STATED PROBLEM:
Write every line of the material out exactly as shown.
++++ ITEMS
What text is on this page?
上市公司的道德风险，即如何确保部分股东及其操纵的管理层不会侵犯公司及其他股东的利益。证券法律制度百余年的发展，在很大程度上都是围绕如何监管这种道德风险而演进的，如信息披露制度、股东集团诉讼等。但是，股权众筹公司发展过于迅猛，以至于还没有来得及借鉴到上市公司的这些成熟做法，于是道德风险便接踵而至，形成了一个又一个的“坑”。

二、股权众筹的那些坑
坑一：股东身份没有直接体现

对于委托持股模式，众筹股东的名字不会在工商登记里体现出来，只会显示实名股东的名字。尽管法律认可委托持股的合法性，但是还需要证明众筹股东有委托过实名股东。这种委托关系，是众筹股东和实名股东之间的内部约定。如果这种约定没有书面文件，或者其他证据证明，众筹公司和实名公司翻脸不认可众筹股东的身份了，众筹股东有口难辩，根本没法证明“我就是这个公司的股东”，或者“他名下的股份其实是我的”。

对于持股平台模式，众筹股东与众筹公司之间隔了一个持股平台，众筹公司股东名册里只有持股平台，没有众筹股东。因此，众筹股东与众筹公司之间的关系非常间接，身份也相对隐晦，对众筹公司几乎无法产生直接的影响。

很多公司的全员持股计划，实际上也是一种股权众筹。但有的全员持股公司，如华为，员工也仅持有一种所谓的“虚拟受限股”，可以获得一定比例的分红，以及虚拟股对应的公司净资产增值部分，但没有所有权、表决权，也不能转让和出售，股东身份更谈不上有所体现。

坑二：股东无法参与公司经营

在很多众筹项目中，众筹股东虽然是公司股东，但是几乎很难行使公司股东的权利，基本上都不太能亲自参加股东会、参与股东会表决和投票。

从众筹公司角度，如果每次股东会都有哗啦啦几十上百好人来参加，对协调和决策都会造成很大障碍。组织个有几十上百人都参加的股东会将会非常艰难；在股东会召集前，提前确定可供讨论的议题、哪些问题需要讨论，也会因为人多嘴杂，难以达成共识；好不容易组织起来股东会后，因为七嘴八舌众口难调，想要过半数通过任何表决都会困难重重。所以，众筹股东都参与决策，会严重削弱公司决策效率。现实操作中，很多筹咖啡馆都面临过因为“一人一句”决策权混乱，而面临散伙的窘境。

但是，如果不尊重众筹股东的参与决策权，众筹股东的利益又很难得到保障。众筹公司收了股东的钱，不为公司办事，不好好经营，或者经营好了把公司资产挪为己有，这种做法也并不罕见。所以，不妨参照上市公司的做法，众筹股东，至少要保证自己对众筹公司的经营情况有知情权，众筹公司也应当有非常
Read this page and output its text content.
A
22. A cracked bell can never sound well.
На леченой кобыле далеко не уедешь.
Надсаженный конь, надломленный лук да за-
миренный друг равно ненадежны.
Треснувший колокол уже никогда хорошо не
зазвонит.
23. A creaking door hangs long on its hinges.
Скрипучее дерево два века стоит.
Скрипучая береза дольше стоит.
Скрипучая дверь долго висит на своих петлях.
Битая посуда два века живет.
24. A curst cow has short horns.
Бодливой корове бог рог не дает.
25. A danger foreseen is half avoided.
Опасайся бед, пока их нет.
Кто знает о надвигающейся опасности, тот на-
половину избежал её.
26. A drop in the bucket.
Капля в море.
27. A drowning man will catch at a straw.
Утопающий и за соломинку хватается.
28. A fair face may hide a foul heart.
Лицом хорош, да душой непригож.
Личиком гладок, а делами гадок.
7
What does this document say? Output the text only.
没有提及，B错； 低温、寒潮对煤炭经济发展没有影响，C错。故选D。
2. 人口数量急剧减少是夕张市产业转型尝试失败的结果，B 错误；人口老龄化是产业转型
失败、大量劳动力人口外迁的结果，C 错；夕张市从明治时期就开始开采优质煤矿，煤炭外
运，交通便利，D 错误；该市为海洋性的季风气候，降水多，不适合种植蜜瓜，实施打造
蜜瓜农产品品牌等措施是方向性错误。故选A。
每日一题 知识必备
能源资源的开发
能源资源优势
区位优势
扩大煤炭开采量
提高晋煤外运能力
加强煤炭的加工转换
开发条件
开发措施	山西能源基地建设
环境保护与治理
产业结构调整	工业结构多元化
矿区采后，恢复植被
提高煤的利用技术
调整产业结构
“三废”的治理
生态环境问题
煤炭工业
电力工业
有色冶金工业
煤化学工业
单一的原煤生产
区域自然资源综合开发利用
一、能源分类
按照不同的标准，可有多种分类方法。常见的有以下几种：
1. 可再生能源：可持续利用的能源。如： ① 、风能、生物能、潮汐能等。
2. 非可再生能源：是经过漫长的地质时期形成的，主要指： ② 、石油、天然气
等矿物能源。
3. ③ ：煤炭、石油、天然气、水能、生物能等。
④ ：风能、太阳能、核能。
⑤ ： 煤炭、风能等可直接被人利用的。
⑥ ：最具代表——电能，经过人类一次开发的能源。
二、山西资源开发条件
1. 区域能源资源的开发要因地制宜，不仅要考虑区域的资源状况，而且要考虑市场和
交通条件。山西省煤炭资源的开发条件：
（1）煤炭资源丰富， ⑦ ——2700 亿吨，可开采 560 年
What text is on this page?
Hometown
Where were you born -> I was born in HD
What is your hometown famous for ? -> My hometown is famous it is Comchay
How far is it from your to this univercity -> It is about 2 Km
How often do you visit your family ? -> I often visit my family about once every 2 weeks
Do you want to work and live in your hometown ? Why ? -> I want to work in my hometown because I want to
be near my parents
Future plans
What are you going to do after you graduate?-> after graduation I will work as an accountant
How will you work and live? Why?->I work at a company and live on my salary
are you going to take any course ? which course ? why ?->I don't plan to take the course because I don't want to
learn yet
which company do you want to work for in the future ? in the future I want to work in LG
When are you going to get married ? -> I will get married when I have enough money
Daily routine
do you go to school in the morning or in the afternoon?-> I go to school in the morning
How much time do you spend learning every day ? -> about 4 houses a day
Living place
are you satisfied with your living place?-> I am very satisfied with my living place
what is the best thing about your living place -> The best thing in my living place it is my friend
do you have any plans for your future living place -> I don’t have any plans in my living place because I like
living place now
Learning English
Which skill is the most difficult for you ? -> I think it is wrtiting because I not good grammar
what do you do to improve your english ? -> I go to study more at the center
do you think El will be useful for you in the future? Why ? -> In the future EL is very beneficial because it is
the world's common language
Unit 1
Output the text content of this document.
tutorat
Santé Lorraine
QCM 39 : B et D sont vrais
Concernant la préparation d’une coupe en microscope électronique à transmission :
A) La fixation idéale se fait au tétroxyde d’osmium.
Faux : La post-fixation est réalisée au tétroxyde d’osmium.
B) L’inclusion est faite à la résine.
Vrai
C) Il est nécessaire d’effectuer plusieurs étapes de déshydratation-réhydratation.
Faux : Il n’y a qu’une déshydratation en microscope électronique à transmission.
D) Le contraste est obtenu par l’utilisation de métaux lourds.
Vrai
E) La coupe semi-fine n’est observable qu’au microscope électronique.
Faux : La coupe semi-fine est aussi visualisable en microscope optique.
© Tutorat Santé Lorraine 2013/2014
++++++++
WRITTEN ANSWER:
What text is on this page?
上市公司的道德风险，即如何确保部分股东及其操纵的管理层不会侵犯公司及其他股东的利益。证券法律制度百余年的发展，在很大程度上都是围绕如何监管这种道德风险而演进的，如信息披露制度、股东集团诉讼等。但是，股权众筹公司发展过于迅猛，以至于还没有来得及借鉴到上市公司的这些成熟做法，于是道德风险便接踵而至，形成了一个又一个的“坑”。

二、股权众筹的那些坑
坑一：股东身份没有直接体现

对于委托持股模式，众筹股东的名字不会在工商登记里体现出来，只会显示实名股东的名字。尽管法律认可委托持股的合法性，但是还需要证明众筹股东有委托过实名股东。这种委托关系，是众筹股东和实名股东之间的内部约定。如果这种约定没有书面文件，或者其他证据证明，众筹公司和实名公司翻脸不认可众筹股东的身份了，众筹股东有口难辩，根本没法证明“我就是这个公司的股东”，或者“他名下的股份其实是我的”。

对于持股平台模式，众筹股东与众筹公司之间隔了一个持股平台，众筹公司股东名册里只有持股平台，没有众筹股东。因此，众筹股东与众筹公司之间的关系非常间接，身份也相对隐晦，对众筹公司几乎无法产生直接的影响。

很多公司的全员持股计划，实际上也是一种股权众筹。但有的全员持股公司，如华为，员工也仅持有一种所谓的“虚拟受限股”，可以获得一定比例的分红，以及虚拟股对应的公司净资产增值部分，但没有所有权、表决权，也不能转让和出售，股东身份更谈不上有所体现。

坑二：股东无法参与公司经营

在很多众筹项目中，众筹股东虽然是公司股东，但是几乎很难行使公司股东的权利，基本上都不太能亲自参加股东会、参与股东会表决和投票。

从众筹公司角度，如果每次股东会都有哗啦啦几十上百好人来参加，对协调和决策都会造成很大障碍。组织个有几十上百人都参加的股东会将会非常艰难；在股东会召集前，提前确定可供讨论的议题、哪些问题需要讨论，也会因为人多嘴杂，难以达成共识；好不容易组织起来股东会后，因为七嘴八舌众口难调，想要过半数通过任何表决都会困难重重。所以，众筹股东都参与决策，会严重削弱公司决策效率。现实操作中，很多筹咖啡馆都面临过因为“一人一句”决策权混乱，而面临散伙的窘境。

但是，如果不尊重众筹股东的参与决策权，众筹股东的利益又很难得到保障。众筹公司收了股东的钱，不为公司办事，不好好经营，或者经营好了把公司资产挪为己有，这种做法也并不罕见。所以，不妨参照上市公司的做法，众筹股东，至少要保证自己对众筹公司的经营情况有知情权，众筹公司也应当有非常
Read this page and output its text content.
A
22. A cracked bell can never sound well.
На леченой кобыле далеко не уедешь.
Надсаженный конь, надломленный лук да за-
миренный друг равно ненадежны.
Треснувший колокол уже никогда хорошо не
зазвонит.
23. A creaking door hangs long on its hinges.
Скрипучее дерево два века стоит.
Скрипучая береза дольше стоит.
Скрипучая дверь долго висит на своих петлях.
Битая посуда два века живет.
24. A curst cow has short horns.
Бодливой корове бог рог не дает.
25. A danger foreseen is half avoided.
Опасайся бед, пока их нет.
Кто знает о надвигающейся опасности, тот на-
половину избежал её.
26. A drop in the bucket.
Капля в море.
27. A drowning man will catch at a straw.
Утопающий и за соломинку хватается.
28. A fair face may hide a foul heart.
Лицом хорош, да душой непригож.
Личиком гладок, а делами гадок.
7
What does this document say? Output the text only.
没有提及，B错； 低温、寒潮对煤炭经济发展没有影响，C错。故选D。
2. 人口数量急剧减少是夕张市产业转型尝试失败的结果，B 错误；人口老龄化是产业转型
失败、大量劳动力人口外迁的结果，C 错；夕张市从明治时期就开始开采优质煤矿，煤炭外
运，交通便利，D 错误；该市为海洋性的季风气候，降水多，不适合种植蜜瓜，实施打造
蜜瓜农产品品牌等措施是方向性错误。故选A。
每日一题 知识必备
能源资源的开发
能源资源优势
区位优势
扩大煤炭开采量
提高晋煤外运能力
加强煤炭的加工转换
开发条件
开发措施	山西能源基地建设
环境保护与治理
产业结构调整	工业结构多元化
矿区采后，恢复植被
提高煤的利用技术
调整产业结构
“三废”的治理
生态环境问题
煤炭工业
电力工业
有色冶金工业
煤化学工业
单一的原煤生产
区域自然资源综合开发利用
一、能源分类
按照不同的标准，可有多种分类方法。常见的有以下几种：
1. 可再生能源：可持续利用的能源。如： ① 、风能、生物能、潮汐能等。
2. 非可再生能源：是经过漫长的地质时期形成的，主要指： ② 、石油、天然气
等矿物能源。
3. ③ ：煤炭、石油、天然气、水能、生物能等。
④ ：风能、太阳能、核能。
⑤ ： 煤炭、风能等可直接被人利用的。
⑥ ：最具代表——电能，经过人类一次开发的能源。
二、山西资源开发条件
1. 区域能源资源的开发要因地制宜，不仅要考虑区域的资源状况，而且要考虑市场和
交通条件。山西省煤炭资源的开发条件：
（1）煤炭资源丰富， ⑦ ——2700 亿吨，可开采 560 年
What text is on this page?
Hometown
Where were you born -> I was born in HD
What is your hometown famous for ? -> My hometown is famous it is Comchay
How far is it from your to this univercity -> It is about 2 Km
How often do you visit your family ? -> I often visit my family about once every 2 weeks
Do you want to work and live in your hometown ? Why ? -> I want to work in my hometown because I want to
be near my parents
Future plans
What are you going to do after you graduate?-> after graduation I will work as an accountant
How will you work and live? Why?->I work at a company and live on my salary
are you going to take any course ? which course ? why ?->I don't plan to take the course because I don't want to
learn yet
which company do you want to work for in the future ? in the future I want to work in LG
When are you going to get married ? -> I will get married when I have enough money
Daily routine
do you go to school in the morning or in the afternoon?-> I go to school in the morning
How much time do you spend learning every day ? -> about 4 houses a day
Living place
are you satisfied with your living place?-> I am very satisfied with my living place
what is the best thing about your living place -> The best thing in my living place it is my friend
do you have any plans for your future living place -> I don’t have any plans in my living place because I like
living place now
Learning English
Which skill is the most difficult for you ? -> I think it is wrtiting because I not good grammar
what do you do to improve your english ? -> I go to study more at the center
do you think El will be useful for you in the future? Why ? -> In the future EL is very beneficial because it is
the world's common language
Unit 1
Output the text content of this document.
tutorat
Santé Lorraine
QCM 39 : B et D sont vrais
Concernant la préparation d’une coupe en microscope électronique à transmission :
A) La fixation idéale se fait au tétroxyde d’osmium.
Faux : La post-fixation est réalisée au tétroxyde d’osmium.
B) L’inclusion est faite à la résine.
Vrai
C) Il est nécessaire d’effectuer plusieurs étapes de déshydratation-réhydratation.
Faux : Il n’y a qu’une déshydratation en microscope électronique à transmission.
D) Le contraste est obtenu par l’utilisation de métaux lourds.
Vrai
E) La coupe semi-fine n’est observable qu’au microscope électronique.
Faux : La coupe semi-fine est aussi visualisable en microscope optique.
© Tutorat Santé Lorraine 2013/2014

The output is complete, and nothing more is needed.